Start INPUT

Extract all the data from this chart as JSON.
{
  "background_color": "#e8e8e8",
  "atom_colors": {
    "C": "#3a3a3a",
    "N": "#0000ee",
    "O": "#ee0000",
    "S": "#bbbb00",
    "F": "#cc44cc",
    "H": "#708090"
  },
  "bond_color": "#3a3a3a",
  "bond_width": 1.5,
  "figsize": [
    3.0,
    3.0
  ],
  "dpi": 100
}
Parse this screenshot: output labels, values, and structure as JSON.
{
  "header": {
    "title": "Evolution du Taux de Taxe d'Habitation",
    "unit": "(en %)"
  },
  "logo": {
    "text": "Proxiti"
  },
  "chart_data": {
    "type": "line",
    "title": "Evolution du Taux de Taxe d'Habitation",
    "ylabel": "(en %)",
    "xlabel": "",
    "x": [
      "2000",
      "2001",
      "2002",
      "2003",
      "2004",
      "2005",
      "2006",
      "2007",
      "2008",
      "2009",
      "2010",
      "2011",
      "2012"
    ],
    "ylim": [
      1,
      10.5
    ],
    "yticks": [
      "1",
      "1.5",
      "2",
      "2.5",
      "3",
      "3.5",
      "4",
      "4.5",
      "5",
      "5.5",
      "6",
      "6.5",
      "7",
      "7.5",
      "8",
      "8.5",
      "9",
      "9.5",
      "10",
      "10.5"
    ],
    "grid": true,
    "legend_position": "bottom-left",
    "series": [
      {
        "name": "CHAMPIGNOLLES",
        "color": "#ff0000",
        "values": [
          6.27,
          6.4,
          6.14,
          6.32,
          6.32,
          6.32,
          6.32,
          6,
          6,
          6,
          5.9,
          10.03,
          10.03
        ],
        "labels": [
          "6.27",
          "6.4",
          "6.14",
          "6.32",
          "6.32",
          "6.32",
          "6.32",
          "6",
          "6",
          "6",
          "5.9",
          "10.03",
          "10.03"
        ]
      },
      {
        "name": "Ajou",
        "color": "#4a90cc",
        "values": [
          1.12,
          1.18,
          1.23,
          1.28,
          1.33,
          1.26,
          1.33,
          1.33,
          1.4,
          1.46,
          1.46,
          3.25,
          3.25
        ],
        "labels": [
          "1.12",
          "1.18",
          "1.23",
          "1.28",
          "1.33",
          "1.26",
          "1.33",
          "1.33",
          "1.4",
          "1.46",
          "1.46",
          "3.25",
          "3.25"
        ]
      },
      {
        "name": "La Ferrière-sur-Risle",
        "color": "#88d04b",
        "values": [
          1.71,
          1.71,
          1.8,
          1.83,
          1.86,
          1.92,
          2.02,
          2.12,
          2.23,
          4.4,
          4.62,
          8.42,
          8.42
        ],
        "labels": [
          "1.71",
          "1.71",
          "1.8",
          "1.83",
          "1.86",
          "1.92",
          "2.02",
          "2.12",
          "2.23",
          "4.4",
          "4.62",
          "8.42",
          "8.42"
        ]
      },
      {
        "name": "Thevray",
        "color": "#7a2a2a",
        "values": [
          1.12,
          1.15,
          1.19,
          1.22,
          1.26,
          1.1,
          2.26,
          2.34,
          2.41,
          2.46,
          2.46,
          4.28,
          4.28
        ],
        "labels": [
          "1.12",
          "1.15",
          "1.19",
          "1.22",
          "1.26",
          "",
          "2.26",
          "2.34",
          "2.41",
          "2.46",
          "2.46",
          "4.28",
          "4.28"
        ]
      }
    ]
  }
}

End INPUT

DIRECTIONS FOR THIS TASK:
Write out the material exactly as given.

THE REPLY:
Extract all the data from this chart as JSON.
{
  "background_color": "#e8e8e8",
  "atom_colors": {
    "C": "#3a3a3a",
    "N": "#0000ee",
    "O": "#ee0000",
    "S": "#bbbb00",
    "F": "#cc44cc",
    "H": "#708090"
  },
  "bond_color": "#3a3a3a",
  "bond_width": 1.5,
  "figsize": [
    3.0,
    3.0
  ],
  "dpi": 100
}
Parse this screenshot: output labels, values, and structure as JSON.
{
  "header": {
    "title": "Evolution du Taux de Taxe d'Habitation",
    "unit": "(en %)"
  },
  "logo": {
    "text": "Proxiti"
  },
  "chart_data": {
    "type": "line",
    "title": "Evolution du Taux de Taxe d'Habitation",
    "ylabel": "(en %)",
    "xlabel": "",
    "x": [
      "2000",
      "2001",
      "2002",
      "2003",
      "2004",
      "2005",
      "2006",
      "2007",
      "2008",
      "2009",
      "2010",
      "2011",
      "2012"
    ],
    "ylim": [
      1,
      10.5
    ],
    "yticks": [
      "1",
      "1.5",
      "2",
      "2.5",
      "3",
      "3.5",
      "4",
      "4.5",
      "5",
      "5.5",
      "6",
      "6.5",
      "7",
      "7.5",
      "8",
      "8.5",
      "9",
      "9.5",
      "10",
      "10.5"
    ],
    "grid": true,
    "legend_position": "bottom-left",
    "series": [
      {
        "name": "CHAMPIGNOLLES",
        "color": "#ff0000",
        "values": [
          6.27,
          6.4,
          6.14,
          6.32,
          6.32,
          6.32,
          6.32,
          6,
          6,
          6,
          5.9,
          10.03,
          10.03
        ],
        "labels": [
          "6.27",
          "6.4",
          "6.14",
          "6.32",
          "6.32",
          "6.32",
          "6.32",
          "6",
          "6",
          "6",
          "5.9",
          "10.03",
          "10.03"
        ]
      },
      {
        "name": "Ajou",
        "color": "#4a90cc",
        "values": [
          1.12,
          1.18,
          1.23,
          1.28,
          1.33,
          1.26,
          1.33,
          1.33,
          1.4,
          1.46,
          1.46,
          3.25,
          3.25
        ],
        "labels": [
          "1.12",
          "1.18",
          "1.23",
          "1.28",
          "1.33",
          "1.26",
          "1.33",
          "1.33",
          "1.4",
          "1.46",
          "1.46",
          "3.25",
          "3.25"
        ]
      },
      {
        "name": "La Ferrière-sur-Risle",
        "color": "#88d04b",
        "values": [
          1.71,
          1.71,
          1.8,
          1.83,
          1.86,
          1.92,
          2.02,
          2.12,
          2.23,
          4.4,
          4.62,
          8.42,
          8.42
        ],
        "labels": [
          "1.71",
          "1.71",
          "1.8",
          "1.83",
          "1.86",
          "1.92",
          "2.02",
          "2.12",
          "2.23",
          "4.4",
          "4.62",
          "8.42",
          "8.42"
        ]
      },
      {
        "name": "Thevray",
        "color": "#7a2a2a",
        "values": [
          1.12,
          1.15,
          1.19,
          1.22,
          1.26,
          1.1,
          2.26,
          2.34,
          2.41,
          2.46,
          2.46,
          4.28,
          4.28
        ],
        "labels": [
          "1.12",
          "1.15",
          "1.19",
          "1.22",
          "1.26",
          "",
          "2.26",
          "2.34",
          "2.41",
          "2.46",
          "2.46",
          "4.28",
          "4.28"
        ]
      }
    ]
  }
}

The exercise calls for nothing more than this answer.